- **EXERCISE TASK**:
Print the lines word for word, from the first one through the line with "xrd-patterns — [434, 812, 680, 923]", including both ends.

- **SUPPLIED DATA**:
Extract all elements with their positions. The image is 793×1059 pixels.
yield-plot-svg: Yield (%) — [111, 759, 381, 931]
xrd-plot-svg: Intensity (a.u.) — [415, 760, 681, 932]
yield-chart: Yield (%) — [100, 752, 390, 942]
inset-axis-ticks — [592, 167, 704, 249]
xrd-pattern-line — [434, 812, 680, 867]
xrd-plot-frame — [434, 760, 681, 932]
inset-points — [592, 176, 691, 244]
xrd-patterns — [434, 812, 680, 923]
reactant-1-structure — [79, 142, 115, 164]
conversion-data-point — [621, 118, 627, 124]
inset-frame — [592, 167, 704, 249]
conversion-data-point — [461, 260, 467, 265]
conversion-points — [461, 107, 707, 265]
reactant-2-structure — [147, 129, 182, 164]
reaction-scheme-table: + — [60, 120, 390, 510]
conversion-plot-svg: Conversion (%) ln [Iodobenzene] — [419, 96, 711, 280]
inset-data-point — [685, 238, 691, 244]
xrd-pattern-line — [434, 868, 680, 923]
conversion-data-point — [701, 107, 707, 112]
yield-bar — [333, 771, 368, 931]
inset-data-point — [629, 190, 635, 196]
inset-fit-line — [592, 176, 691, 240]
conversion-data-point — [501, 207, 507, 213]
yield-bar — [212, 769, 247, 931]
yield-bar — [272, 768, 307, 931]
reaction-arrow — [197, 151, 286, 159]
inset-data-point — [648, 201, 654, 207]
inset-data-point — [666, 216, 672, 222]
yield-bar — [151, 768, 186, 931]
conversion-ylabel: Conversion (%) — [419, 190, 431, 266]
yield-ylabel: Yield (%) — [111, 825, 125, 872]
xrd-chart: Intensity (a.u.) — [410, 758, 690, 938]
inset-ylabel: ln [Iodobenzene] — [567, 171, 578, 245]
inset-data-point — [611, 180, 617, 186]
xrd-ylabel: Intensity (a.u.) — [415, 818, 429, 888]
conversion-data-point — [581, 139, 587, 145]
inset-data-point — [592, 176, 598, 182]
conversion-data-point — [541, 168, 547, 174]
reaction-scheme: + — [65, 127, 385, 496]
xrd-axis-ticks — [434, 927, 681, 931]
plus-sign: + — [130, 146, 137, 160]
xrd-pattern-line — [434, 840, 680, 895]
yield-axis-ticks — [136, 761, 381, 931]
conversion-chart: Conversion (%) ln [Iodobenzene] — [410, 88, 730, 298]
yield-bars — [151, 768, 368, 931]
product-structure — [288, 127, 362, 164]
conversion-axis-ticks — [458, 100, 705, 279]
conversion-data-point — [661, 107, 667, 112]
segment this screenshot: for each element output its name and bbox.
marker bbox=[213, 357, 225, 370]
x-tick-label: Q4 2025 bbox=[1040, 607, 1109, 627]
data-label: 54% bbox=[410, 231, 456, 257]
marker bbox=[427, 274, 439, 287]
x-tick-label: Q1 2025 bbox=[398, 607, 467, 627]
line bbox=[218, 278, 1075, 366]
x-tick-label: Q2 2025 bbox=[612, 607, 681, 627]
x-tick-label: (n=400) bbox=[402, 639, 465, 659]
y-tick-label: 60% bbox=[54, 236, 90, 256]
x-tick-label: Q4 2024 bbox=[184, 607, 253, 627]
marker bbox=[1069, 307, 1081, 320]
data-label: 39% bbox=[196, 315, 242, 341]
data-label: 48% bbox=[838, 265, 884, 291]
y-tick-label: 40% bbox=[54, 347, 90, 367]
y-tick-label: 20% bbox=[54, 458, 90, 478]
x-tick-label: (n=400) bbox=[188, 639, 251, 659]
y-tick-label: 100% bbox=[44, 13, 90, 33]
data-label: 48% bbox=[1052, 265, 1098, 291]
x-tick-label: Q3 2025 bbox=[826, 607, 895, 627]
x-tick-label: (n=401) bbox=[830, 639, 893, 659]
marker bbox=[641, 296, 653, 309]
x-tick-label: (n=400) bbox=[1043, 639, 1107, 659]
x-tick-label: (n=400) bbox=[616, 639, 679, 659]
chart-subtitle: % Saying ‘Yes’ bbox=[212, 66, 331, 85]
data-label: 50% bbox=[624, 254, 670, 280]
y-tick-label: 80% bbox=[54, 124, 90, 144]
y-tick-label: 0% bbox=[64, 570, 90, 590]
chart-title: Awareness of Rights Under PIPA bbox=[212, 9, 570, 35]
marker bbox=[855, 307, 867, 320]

- **WRITTEN ANSWER**:
Extract all elements with their positions. The image is 793×1059 pixels.
yield-plot-svg: Yield (%) — [111, 759, 381, 931]
xrd-plot-svg: Intensity (a.u.) — [415, 760, 681, 932]
yield-chart: Yield (%) — [100, 752, 390, 942]
inset-axis-ticks — [592, 167, 704, 249]
xrd-pattern-line — [434, 812, 680, 867]
xrd-plot-frame — [434, 760, 681, 932]
inset-points — [592, 176, 691, 244]
xrd-patterns — [434, 812, 680, 923]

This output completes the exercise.